=== Goal ===
Without the pictures, copy the entries below word for word.

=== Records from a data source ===

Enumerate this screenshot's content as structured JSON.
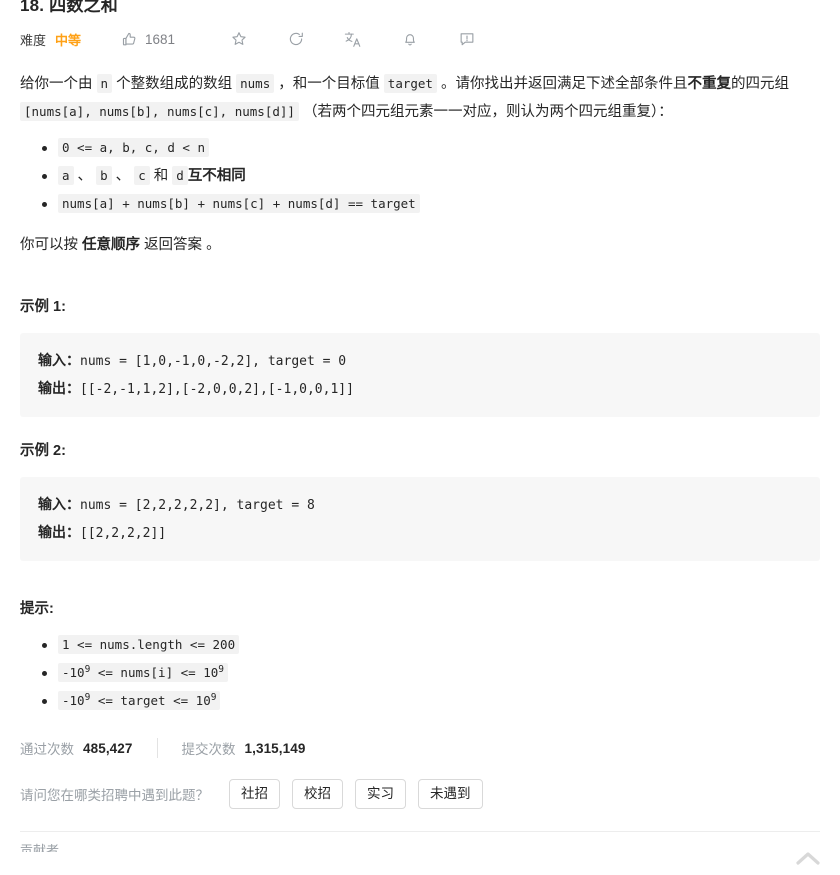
{
  "header": {
    "title": "18. 四数之和",
    "difficulty_label": "难度",
    "difficulty_value": "中等",
    "like_count": "1681",
    "accent_color": "#ffa116",
    "icons": [
      {
        "name": "thumbs-up-icon"
      },
      {
        "name": "star-icon"
      },
      {
        "name": "share-icon"
      },
      {
        "name": "translate-icon"
      },
      {
        "name": "bell-icon"
      },
      {
        "name": "report-icon"
      }
    ]
  },
  "description": {
    "p1_a": "给你一个由 ",
    "p1_code_n": "n",
    "p1_b": " 个整数组成的数组 ",
    "p1_code_nums": "nums",
    "p1_c": " ，和一个目标值 ",
    "p1_code_target": "target",
    "p1_d": " 。请你找出并返回满足下述全部条件且",
    "p1_bold": "不重复",
    "p1_e": "的四元组 ",
    "p1_code_quad": "[nums[a], nums[b], nums[c], nums[d]]",
    "p1_f": " （若两个四元组元素一一对应，则认为两个四元组重复）：",
    "constraints": [
      {
        "code": "0 <= a, b, c, d < n",
        "suffix": "",
        "bold": ""
      },
      {
        "code_parts": [
          "a",
          "b",
          "c",
          "d"
        ],
        "text_join1": " 、 ",
        "text_and": " 和 ",
        "bold": "互不相同"
      },
      {
        "code": "nums[a] + nums[b] + nums[c] + nums[d] == target",
        "suffix": "",
        "bold": ""
      }
    ],
    "p2_a": "你可以按 ",
    "p2_bold": "任意顺序",
    "p2_b": " 返回答案 。"
  },
  "examples": [
    {
      "heading": "示例 1:",
      "input_label": "输入：",
      "input_value": "nums = [1,0,-1,0,-2,2], target = 0",
      "output_label": "输出：",
      "output_value": "[[-2,-1,1,2],[-2,0,0,2],[-1,0,0,1]]"
    },
    {
      "heading": "示例 2:",
      "input_label": "输入：",
      "input_value": "nums = [2,2,2,2,2], target = 8",
      "output_label": "输出：",
      "output_value": "[[2,2,2,2]]"
    }
  ],
  "hints": {
    "heading": "提示:",
    "items": [
      {
        "pre": "1 <= nums.length <= 200",
        "sup1": "",
        "mid": "",
        "sup2": "",
        "post": ""
      },
      {
        "pre": "-10",
        "sup1": "9",
        "mid": " <= nums[i] <= 10",
        "sup2": "9",
        "post": ""
      },
      {
        "pre": "-10",
        "sup1": "9",
        "mid": " <= target <= 10",
        "sup2": "9",
        "post": ""
      }
    ]
  },
  "stats": {
    "passed_label": "通过次数",
    "passed_value": "485,427",
    "submitted_label": "提交次数",
    "submitted_value": "1,315,149"
  },
  "survey": {
    "question": "请问您在哪类招聘中遇到此题？",
    "options": [
      "社招",
      "校招",
      "实习",
      "未遇到"
    ]
  },
  "footer": {
    "clipped_text": "贡献者",
    "back_to_top_icon": "chevron-up-icon"
  }
}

=== Solution to the problem ===
Enumerate this screenshot's content as structured JSON.
{
  "header": {
    "title": "18. 四数之和",
    "difficulty_label": "难度",
    "difficulty_value": "中等",
    "like_count": "1681",
    "accent_color": "#ffa116",
    "icons": [
      {
        "name": "thumbs-up-icon"
      },
      {
        "name": "star-icon"
      },
      {
        "name": "share-icon"
      },
      {
        "name": "translate-icon"
      },
      {
        "name": "bell-icon"
      },
      {
        "name": "report-icon"
      }
    ]
  },
  "description": {
    "p1_a": "给你一个由 ",
    "p1_code_n": "n",
    "p1_b": " 个整数组成的数组 ",
    "p1_code_nums": "nums",
    "p1_c": " ，和一个目标值 ",
    "p1_code_target": "target",
    "p1_d": " 。请你找出并返回满足下述全部条件且",
    "p1_bold": "不重复",
    "p1_e": "的四元组 ",
    "p1_code_quad": "[nums[a], nums[b], nums[c], nums[d]]",
    "p1_f": " （若两个四元组元素一一对应，则认为两个四元组重复）：",
    "constraints": [
      {
        "code": "0 <= a, b, c, d < n",
        "suffix": "",
        "bold": ""
      },
      {
        "code_parts": [
          "a",
          "b",
          "c",
          "d"
        ],
        "text_join1": " 、 ",
        "text_and": " 和 ",
        "bold": "互不相同"
      },
      {
        "code": "nums[a] + nums[b] + nums[c] + nums[d] == target",
        "suffix": "",
        "bold": ""
      }
    ],
    "p2_a": "你可以按 ",
    "p2_bold": "任意顺序",
    "p2_b": " 返回答案 。"
  },
  "examples": [
    {
      "heading": "示例 1:",
      "input_label": "输入：",
      "input_value": "nums = [1,0,-1,0,-2,2], target = 0",
      "output_label": "输出：",
      "output_value": "[[-2,-1,1,2],[-2,0,0,2],[-1,0,0,1]]"
    },
    {
      "heading": "示例 2:",
      "input_label": "输入：",
      "input_value": "nums = [2,2,2,2,2], target = 8",
      "output_label": "输出：",
      "output_value": "[[2,2,2,2]]"
    }
  ],
  "hints": {
    "heading": "提示:",
    "items": [
      {
        "pre": "1 <= nums.length <= 200",
        "sup1": "",
        "mid": "",
        "sup2": "",
        "post": ""
      },
      {
        "pre": "-10",
        "sup1": "9",
        "mid": " <= nums[i] <= 10",
        "sup2": "9",
        "post": ""
      },
      {
        "pre": "-10",
        "sup1": "9",
        "mid": " <= target <= 10",
        "sup2": "9",
        "post": ""
      }
    ]
  },
  "stats": {
    "passed_label": "通过次数",
    "passed_value": "485,427",
    "submitted_label": "提交次数",
    "submitted_value": "1,315,149"
  },
  "survey": {
    "question": "请问您在哪类招聘中遇到此题？",
    "options": [
      "社招",
      "校招",
      "实习",
      "未遇到"
    ]
  },
  "footer": {
    "clipped_text": "贡献者",
    "back_to_top_icon": "chevron-up-icon"
  }
}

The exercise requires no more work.